## begin Task material
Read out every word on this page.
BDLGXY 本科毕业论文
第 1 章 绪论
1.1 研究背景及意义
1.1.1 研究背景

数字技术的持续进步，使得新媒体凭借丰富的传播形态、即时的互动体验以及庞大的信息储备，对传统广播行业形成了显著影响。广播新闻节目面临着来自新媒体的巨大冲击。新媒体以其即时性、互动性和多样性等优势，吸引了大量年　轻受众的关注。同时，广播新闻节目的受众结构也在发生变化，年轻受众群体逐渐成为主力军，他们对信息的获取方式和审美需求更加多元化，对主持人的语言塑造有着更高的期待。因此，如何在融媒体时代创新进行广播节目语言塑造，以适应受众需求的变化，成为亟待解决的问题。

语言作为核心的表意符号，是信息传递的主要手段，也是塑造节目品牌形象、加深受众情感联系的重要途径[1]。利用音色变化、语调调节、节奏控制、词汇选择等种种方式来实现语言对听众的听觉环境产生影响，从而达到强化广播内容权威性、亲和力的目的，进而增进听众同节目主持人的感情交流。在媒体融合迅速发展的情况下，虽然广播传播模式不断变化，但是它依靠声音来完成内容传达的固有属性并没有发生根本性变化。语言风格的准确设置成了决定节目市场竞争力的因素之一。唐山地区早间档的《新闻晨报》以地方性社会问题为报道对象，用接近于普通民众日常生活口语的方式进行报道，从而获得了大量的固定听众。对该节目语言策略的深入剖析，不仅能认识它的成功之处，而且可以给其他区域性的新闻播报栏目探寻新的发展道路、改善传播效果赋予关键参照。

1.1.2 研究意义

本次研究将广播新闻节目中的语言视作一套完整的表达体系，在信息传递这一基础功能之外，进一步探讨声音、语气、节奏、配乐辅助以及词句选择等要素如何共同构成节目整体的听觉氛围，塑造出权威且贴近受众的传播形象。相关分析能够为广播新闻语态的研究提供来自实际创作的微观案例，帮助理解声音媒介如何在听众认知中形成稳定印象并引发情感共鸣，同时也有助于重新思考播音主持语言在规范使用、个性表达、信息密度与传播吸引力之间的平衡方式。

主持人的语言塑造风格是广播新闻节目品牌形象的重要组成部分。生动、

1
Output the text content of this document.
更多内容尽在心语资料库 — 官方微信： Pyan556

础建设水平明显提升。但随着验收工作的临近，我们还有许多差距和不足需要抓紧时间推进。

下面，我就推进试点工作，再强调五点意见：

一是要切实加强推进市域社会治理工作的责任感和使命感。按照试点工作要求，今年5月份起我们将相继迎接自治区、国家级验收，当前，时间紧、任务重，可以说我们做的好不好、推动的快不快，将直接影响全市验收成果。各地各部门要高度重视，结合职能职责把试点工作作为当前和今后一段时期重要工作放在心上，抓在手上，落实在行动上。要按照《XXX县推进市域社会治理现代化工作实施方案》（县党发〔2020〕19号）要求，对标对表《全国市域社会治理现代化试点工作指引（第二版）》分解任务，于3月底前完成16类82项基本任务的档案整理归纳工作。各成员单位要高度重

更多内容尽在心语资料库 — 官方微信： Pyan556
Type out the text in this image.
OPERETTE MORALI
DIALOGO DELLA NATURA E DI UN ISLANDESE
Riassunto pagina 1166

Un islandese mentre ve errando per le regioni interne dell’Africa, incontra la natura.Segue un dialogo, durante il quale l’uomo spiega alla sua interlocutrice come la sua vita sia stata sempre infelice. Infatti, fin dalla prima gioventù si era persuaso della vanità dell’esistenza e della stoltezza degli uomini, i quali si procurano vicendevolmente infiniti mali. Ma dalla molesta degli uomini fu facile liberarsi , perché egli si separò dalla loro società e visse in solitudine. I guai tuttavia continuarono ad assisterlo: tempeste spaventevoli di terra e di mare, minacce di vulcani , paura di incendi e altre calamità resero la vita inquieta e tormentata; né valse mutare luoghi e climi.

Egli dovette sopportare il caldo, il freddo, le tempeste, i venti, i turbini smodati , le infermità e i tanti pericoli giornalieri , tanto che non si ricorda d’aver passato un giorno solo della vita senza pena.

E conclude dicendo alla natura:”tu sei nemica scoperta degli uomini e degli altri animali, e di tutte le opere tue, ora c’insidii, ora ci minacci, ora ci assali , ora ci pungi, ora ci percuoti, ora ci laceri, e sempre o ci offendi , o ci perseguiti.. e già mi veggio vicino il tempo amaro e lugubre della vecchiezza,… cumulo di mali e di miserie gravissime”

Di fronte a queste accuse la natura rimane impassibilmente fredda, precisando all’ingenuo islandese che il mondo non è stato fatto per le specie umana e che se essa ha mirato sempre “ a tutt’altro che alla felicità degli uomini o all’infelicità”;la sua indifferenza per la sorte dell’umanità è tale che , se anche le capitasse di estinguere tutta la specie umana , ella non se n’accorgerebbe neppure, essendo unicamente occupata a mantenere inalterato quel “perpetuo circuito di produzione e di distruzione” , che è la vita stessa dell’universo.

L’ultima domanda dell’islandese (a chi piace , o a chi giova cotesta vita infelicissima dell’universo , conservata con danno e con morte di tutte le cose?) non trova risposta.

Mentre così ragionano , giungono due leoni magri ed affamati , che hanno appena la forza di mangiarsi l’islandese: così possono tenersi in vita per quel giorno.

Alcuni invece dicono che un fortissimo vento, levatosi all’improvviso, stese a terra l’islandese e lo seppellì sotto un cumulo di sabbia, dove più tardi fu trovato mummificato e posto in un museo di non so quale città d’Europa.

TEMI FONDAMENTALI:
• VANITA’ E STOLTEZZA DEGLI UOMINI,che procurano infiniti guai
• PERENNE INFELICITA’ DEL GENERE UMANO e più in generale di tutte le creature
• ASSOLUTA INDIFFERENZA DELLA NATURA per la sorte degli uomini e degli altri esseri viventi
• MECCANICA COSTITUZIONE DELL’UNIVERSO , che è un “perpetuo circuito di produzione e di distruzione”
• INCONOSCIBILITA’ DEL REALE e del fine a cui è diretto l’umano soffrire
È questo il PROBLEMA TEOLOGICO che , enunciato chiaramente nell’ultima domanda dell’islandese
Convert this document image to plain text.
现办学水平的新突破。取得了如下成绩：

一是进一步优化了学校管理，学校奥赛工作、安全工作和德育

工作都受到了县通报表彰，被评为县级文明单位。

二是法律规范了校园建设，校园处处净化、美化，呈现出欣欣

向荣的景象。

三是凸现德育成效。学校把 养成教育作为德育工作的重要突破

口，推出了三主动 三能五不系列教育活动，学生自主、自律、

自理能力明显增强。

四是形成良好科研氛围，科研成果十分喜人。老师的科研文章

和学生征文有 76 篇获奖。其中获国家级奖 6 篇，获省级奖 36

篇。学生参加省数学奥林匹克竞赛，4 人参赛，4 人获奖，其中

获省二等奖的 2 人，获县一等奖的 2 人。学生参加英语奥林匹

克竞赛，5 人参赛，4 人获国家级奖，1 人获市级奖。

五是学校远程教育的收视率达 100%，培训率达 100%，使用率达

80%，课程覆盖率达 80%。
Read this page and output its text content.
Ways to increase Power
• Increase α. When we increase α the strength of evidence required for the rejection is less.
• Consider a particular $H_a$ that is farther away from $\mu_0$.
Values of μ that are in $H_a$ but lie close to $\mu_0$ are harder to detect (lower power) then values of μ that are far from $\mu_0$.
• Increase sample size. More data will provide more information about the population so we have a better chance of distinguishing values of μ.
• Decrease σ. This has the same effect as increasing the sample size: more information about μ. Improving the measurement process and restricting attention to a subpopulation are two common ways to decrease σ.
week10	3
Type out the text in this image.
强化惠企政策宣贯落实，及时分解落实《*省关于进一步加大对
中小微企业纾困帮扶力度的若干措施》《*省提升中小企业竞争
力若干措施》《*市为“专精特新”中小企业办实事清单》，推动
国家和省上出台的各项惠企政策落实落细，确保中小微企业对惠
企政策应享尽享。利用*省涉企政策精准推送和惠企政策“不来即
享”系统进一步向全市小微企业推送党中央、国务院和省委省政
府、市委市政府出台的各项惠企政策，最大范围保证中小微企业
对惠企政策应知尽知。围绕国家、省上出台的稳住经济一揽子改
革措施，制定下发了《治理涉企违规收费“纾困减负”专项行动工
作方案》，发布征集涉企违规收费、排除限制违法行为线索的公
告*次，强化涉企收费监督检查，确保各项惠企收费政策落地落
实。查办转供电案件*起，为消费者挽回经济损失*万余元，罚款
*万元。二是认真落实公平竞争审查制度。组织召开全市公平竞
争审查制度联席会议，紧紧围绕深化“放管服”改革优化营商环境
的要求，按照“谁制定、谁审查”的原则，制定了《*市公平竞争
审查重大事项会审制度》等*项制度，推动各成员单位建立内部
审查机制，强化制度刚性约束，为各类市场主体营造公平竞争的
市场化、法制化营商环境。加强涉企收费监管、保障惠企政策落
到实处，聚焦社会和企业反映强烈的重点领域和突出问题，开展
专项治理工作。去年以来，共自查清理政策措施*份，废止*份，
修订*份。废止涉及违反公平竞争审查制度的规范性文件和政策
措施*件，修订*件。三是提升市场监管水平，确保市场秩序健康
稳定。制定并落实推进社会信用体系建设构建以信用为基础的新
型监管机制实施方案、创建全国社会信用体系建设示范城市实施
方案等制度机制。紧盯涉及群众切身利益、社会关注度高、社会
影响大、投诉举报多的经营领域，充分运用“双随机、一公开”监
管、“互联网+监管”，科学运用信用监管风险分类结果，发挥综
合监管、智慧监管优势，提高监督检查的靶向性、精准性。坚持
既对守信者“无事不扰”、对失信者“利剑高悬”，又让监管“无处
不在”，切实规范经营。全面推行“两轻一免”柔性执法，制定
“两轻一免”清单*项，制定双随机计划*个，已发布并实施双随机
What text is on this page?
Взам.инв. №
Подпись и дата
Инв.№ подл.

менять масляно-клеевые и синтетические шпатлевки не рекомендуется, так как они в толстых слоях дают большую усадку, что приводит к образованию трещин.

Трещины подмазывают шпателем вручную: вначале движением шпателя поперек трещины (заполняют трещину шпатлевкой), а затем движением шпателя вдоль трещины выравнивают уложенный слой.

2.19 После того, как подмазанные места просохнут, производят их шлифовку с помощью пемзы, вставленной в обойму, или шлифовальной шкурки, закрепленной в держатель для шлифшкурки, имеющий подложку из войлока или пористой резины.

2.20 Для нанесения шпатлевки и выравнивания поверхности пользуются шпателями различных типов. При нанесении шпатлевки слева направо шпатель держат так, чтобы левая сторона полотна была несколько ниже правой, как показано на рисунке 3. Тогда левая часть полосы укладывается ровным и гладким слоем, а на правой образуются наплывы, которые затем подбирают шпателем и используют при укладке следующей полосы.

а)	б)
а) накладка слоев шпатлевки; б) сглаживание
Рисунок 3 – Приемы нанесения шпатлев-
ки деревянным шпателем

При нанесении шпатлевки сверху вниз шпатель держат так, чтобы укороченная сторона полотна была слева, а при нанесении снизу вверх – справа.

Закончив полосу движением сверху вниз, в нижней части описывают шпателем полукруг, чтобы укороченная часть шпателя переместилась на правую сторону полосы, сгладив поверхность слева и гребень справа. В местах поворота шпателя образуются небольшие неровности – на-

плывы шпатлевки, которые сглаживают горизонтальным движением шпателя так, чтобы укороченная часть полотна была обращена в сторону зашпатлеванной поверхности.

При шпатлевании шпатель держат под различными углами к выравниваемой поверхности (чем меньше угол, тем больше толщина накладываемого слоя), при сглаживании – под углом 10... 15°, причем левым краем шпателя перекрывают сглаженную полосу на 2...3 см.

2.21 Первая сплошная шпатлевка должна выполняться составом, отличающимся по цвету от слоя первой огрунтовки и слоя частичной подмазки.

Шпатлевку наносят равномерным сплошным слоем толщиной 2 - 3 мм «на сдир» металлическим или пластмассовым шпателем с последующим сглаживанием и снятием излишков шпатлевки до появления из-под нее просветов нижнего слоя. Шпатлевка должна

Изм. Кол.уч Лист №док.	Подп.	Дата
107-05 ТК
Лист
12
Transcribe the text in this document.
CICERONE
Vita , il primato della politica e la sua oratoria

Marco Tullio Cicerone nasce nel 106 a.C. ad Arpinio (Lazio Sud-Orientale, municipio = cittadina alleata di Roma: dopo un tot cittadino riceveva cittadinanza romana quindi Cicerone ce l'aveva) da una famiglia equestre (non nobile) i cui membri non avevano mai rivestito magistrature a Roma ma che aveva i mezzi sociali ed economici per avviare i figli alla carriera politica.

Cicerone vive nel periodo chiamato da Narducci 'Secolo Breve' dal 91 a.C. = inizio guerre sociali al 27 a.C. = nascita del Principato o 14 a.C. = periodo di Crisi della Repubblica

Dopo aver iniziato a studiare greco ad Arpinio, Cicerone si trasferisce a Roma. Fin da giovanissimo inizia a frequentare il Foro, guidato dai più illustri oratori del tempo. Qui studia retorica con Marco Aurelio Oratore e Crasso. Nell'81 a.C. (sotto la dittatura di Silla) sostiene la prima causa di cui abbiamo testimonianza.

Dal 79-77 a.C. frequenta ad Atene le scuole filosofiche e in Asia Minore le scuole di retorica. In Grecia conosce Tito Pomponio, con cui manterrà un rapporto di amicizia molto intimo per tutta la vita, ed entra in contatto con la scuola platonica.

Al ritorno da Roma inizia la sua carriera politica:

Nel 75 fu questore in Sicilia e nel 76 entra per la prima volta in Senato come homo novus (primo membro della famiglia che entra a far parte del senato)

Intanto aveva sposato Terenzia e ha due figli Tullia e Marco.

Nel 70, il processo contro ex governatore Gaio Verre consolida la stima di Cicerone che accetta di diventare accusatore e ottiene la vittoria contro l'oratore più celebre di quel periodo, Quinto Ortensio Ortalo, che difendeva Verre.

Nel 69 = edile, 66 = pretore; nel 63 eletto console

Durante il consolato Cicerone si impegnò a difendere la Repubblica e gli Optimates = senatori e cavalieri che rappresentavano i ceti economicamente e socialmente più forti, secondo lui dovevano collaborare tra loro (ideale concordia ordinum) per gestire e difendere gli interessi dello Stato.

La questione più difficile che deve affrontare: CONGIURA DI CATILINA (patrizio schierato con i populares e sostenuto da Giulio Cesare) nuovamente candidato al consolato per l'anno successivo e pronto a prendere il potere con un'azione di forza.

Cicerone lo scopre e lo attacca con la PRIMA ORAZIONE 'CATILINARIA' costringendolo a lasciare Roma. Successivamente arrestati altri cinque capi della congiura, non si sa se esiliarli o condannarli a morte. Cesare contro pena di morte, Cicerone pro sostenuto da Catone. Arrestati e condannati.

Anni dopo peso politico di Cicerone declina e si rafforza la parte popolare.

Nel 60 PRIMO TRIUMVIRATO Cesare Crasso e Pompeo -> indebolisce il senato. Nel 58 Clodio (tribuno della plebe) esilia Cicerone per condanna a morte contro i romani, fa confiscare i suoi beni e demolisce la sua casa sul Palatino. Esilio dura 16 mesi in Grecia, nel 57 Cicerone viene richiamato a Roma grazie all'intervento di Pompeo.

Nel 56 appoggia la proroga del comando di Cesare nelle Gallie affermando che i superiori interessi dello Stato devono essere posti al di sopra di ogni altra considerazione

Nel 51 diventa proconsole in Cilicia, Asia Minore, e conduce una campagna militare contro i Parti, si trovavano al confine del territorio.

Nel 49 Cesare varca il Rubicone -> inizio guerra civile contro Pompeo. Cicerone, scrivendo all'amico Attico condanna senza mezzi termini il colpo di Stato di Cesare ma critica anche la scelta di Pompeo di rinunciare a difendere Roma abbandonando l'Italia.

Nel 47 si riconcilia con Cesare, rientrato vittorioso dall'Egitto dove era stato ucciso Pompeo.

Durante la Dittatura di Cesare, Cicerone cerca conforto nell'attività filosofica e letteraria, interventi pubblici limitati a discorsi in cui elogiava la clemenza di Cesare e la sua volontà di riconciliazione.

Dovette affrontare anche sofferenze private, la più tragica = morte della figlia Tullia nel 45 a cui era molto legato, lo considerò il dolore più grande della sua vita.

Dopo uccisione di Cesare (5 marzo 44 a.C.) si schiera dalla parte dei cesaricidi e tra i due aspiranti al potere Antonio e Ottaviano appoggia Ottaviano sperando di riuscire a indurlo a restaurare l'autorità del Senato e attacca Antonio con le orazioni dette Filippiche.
## end Task material
▸ **The problem**
In the listing above, locate each line with "carriera" and copy it.

▸ **Exercise output**
Marco Tullio Cicerone nasce nel 106 a.C. ad Arpinio (Lazio Sud-Orientale, municipio = cittadina alleata di Roma: dopo un tot cittadino riceveva cittadinanza romana quindi Cicerone ce l'aveva) da una famiglia equestre (non nobile) i cui membri non avevano mai rivestito magistrature a Roma ma che aveva i mezzi sociali ed economici per avviare i figli alla carriera politica.
Al ritorno da Roma inizia la sua carriera politica:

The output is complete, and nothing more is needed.